BEGIN EXCERPTED RECORDS
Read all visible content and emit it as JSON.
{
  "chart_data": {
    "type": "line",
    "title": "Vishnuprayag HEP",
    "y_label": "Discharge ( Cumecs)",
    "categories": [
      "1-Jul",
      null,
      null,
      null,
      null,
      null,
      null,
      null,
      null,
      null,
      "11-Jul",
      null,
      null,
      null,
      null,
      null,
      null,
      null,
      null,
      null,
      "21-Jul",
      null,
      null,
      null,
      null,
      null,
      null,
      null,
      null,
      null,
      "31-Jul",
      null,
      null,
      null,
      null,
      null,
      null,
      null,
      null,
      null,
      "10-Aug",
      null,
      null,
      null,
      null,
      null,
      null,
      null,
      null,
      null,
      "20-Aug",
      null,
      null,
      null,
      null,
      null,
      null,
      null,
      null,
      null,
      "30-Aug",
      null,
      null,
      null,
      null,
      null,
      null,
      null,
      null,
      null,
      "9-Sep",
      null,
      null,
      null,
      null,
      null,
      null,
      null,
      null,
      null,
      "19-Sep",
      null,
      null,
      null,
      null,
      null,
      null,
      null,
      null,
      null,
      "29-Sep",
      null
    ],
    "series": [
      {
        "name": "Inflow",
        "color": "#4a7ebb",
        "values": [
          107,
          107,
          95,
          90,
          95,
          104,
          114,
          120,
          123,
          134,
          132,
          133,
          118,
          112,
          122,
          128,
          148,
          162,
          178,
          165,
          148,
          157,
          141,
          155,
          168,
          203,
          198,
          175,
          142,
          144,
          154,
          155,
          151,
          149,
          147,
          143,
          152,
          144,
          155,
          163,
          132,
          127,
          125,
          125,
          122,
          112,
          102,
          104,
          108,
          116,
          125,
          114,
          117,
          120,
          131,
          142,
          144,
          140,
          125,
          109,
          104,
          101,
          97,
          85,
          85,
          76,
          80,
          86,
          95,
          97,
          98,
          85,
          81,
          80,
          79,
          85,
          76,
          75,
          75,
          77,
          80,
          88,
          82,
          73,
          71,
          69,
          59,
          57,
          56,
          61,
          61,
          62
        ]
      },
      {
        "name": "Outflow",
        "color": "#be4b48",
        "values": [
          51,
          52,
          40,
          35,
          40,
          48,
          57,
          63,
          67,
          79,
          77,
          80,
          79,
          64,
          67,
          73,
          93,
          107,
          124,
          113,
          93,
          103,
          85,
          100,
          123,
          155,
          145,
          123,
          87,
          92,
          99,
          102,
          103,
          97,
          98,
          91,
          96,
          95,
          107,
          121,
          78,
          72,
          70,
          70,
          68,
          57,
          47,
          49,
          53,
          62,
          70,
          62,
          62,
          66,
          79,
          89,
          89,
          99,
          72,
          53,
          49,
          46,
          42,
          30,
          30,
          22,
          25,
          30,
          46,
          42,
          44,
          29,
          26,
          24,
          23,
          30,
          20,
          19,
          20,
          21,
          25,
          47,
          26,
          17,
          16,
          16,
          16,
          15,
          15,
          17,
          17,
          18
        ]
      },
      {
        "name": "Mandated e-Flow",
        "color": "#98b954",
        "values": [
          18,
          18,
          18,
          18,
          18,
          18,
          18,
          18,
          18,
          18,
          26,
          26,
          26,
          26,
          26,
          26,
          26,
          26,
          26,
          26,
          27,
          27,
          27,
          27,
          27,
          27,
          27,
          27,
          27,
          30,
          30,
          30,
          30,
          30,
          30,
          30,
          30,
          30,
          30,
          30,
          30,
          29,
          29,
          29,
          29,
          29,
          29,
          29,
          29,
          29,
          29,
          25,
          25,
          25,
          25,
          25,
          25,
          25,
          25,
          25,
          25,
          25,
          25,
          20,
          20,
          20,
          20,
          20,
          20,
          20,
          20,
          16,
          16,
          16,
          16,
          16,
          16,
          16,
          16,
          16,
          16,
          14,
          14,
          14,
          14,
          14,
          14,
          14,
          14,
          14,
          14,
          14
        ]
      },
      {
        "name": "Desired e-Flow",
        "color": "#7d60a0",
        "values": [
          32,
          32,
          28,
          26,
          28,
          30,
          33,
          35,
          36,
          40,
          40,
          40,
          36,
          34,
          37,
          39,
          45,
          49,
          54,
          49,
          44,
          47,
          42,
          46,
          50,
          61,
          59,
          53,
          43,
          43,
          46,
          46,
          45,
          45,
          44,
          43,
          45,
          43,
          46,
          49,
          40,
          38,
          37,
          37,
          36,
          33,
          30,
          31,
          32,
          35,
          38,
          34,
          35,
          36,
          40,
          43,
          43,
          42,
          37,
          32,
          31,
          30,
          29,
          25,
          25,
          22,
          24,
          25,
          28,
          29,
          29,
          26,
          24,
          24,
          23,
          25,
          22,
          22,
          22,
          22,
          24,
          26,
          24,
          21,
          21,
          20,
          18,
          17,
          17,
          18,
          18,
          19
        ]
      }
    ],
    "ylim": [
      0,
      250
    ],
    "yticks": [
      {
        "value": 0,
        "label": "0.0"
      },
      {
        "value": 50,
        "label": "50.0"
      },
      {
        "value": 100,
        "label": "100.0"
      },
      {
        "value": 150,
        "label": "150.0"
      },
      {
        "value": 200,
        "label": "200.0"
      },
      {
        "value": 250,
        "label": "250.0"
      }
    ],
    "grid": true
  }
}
END EXCERPTED RECORDS
> **YOUR INSTRUCTIONS**
Lines in the records that hold the word "color" are to be counted; give only the total.

> **FINAL RESULT**
4